(Entries from a dataset)
____________________

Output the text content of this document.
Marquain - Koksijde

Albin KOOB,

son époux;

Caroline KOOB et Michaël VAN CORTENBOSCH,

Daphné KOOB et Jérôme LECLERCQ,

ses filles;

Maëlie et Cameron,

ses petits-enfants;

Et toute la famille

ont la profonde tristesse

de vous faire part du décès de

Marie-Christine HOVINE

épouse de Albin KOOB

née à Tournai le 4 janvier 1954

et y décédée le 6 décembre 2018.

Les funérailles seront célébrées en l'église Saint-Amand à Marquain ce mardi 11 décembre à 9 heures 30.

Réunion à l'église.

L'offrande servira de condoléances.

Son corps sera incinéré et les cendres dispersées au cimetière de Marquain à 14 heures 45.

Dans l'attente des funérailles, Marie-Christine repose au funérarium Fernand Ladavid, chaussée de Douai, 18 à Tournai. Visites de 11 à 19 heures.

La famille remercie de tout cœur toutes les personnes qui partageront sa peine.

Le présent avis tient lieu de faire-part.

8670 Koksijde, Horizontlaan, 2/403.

____________________

STATED PROBLEM: Copy every record above exactly as it appears.

RESPONSE TO THIS TASK:
Output the text content of this document.
Marquain - Koksijde

Albin KOOB,

son époux;

Caroline KOOB et Michaël VAN CORTENBOSCH,

Daphné KOOB et Jérôme LECLERCQ,

ses filles;

Maëlie et Cameron,

ses petits-enfants;

Et toute la famille

ont la profonde tristesse

de vous faire part du décès de

Marie-Christine HOVINE

épouse de Albin KOOB

née à Tournai le 4 janvier 1954

et y décédée le 6 décembre 2018.

Les funérailles seront célébrées en l'église Saint-Amand à Marquain ce mardi 11 décembre à 9 heures 30.

Réunion à l'église.

L'offrande servira de condoléances.

Son corps sera incinéré et les cendres dispersées au cimetière de Marquain à 14 heures 45.

Dans l'attente des funérailles, Marie-Christine repose au funérarium Fernand Ladavid, chaussée de Douai, 18 à Tournai. Visites de 11 à 19 heures.

La famille remercie de tout cœur toutes les personnes qui partageront sa peine.

Le présent avis tient lieu de faire-part.

8670 Koksijde, Horizontlaan, 2/403.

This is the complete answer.